Data to process

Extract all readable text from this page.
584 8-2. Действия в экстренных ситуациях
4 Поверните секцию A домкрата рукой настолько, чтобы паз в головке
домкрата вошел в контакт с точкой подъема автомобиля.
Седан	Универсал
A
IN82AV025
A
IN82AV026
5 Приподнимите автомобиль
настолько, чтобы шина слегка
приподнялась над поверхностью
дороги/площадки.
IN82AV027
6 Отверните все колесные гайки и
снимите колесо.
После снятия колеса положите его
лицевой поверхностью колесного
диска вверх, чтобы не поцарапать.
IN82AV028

What the exercise asks
Show every line that contains the word "поверхностью".

Result for this exercise
приподнялась над поверхностью
лицевой поверхностью колесного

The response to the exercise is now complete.